-- START Material for this task --

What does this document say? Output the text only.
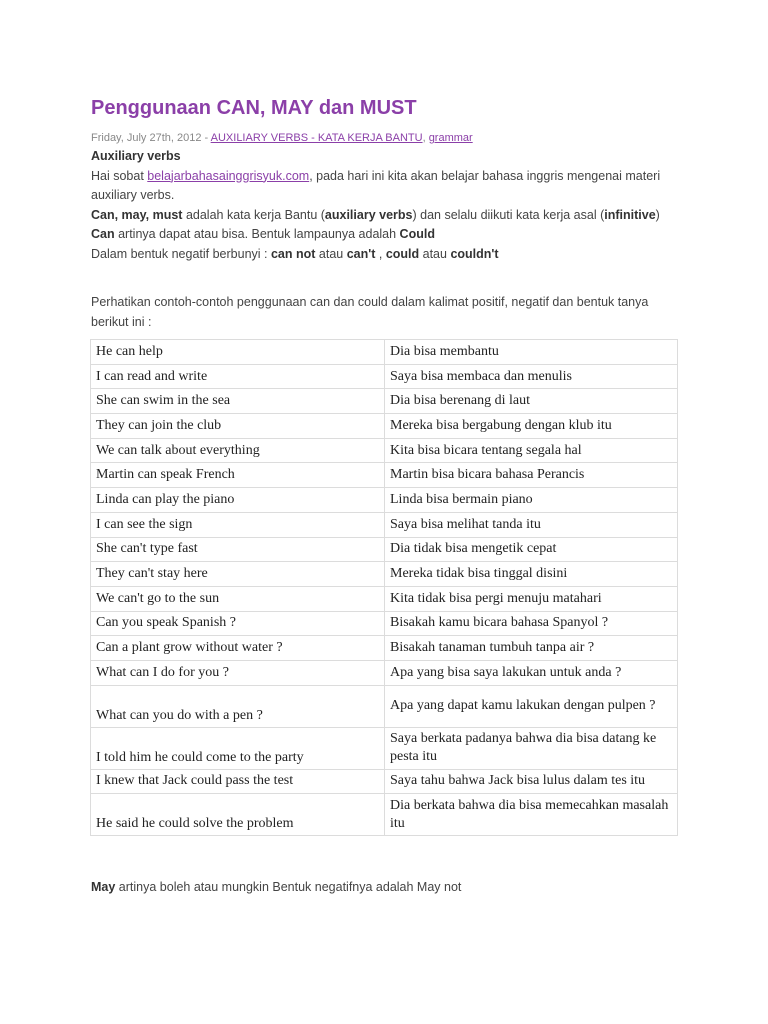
Penggunaan CAN, MAY dan MUST
Friday, July 27th, 2012 - AUXILIARY VERBS - KATA KERJA BANTU, grammar
Auxiliary verbs
Hai sobat belajarbahasainggrisyuk.com, pada hari ini kita akan belajar bahasa inggris mengenai materi auxiliary verbs.
Can, may, must adalah kata kerja Bantu (auxiliary verbs) dan selalu diikuti kata kerja asal (infinitive)
Can artinya dapat atau bisa. Bentuk lampaunya adalah Could
Dalam bentuk negatif berbunyi : can not atau can't , could atau couldn't
Perhatikan contoh-contoh penggunaan can dan could dalam kalimat positif, negatif dan bentuk tanya berikut ini :
He can help	Dia bisa membantu
I can read and write	Saya bisa membaca dan menulis
She can swim in the sea	Dia bisa berenang di laut
They can join the club	Mereka bisa bergabung dengan klub itu
We can talk about everything	Kita bisa bicara tentang segala hal
Martin can speak French	Martin bisa bicara bahasa Perancis
Linda can play the piano	Linda bisa bermain piano
I can see the sign	Saya bisa melihat tanda itu
She can't type fast	Dia tidak bisa mengetik cepat
They can't stay here	Mereka tidak bisa tinggal disini
We can't go to the sun	Kita tidak bisa pergi menuju matahari
Can you speak Spanish ?	Bisakah kamu bicara bahasa Spanyol ?
Can a plant grow without water ?	Bisakah tanaman tumbuh tanpa air ?
What can I do for you ?	Apa yang bisa saya lakukan untuk anda ?
What can you do with a pen ?	Apa yang dapat kamu lakukan dengan pulpen ?
I told him he could come to the party	Saya berkata padanya bahwa dia bisa datang ke pesta itu
I knew that Jack could pass the test	Saya tahu bahwa Jack bisa lulus dalam tes itu
He said he could solve the problem	Dia berkata bahwa dia bisa memecahkan masalah itu
May artinya boleh atau mungkin Bentuk negatifnya adalah May not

-- END Material for this task --

### The request
Quote all the records verbatim, dropping any pictures from your copy.

### Exercise solution
What does this document say? Output the text only.
Penggunaan CAN, MAY dan MUST
Friday, July 27th, 2012 - AUXILIARY VERBS - KATA KERJA BANTU, grammar
Auxiliary verbs
Hai sobat belajarbahasainggrisyuk.com, pada hari ini kita akan belajar bahasa inggris mengenai materi auxiliary verbs.
Can, may, must adalah kata kerja Bantu (auxiliary verbs) dan selalu diikuti kata kerja asal (infinitive)
Can artinya dapat atau bisa. Bentuk lampaunya adalah Could
Dalam bentuk negatif berbunyi : can not atau can't , could atau couldn't
Perhatikan contoh-contoh penggunaan can dan could dalam kalimat positif, negatif dan bentuk tanya berikut ini :
He can help	Dia bisa membantu
I can read and write	Saya bisa membaca dan menulis
She can swim in the sea	Dia bisa berenang di laut
They can join the club	Mereka bisa bergabung dengan klub itu
We can talk about everything	Kita bisa bicara tentang segala hal
Martin can speak French	Martin bisa bicara bahasa Perancis
Linda can play the piano	Linda bisa bermain piano
I can see the sign	Saya bisa melihat tanda itu
She can't type fast	Dia tidak bisa mengetik cepat
They can't stay here	Mereka tidak bisa tinggal disini
We can't go to the sun	Kita tidak bisa pergi menuju matahari
Can you speak Spanish ?	Bisakah kamu bicara bahasa Spanyol ?
Can a plant grow without water ?	Bisakah tanaman tumbuh tanpa air ?
What can I do for you ?	Apa yang bisa saya lakukan untuk anda ?
What can you do with a pen ?	Apa yang dapat kamu lakukan dengan pulpen ?
I told him he could come to the party	Saya berkata padanya bahwa dia bisa datang ke pesta itu
I knew that Jack could pass the test	Saya tahu bahwa Jack bisa lulus dalam tes itu
He said he could solve the problem	Dia berkata bahwa dia bisa memecahkan masalah itu
May artinya boleh atau mungkin Bentuk negatifnya adalah May not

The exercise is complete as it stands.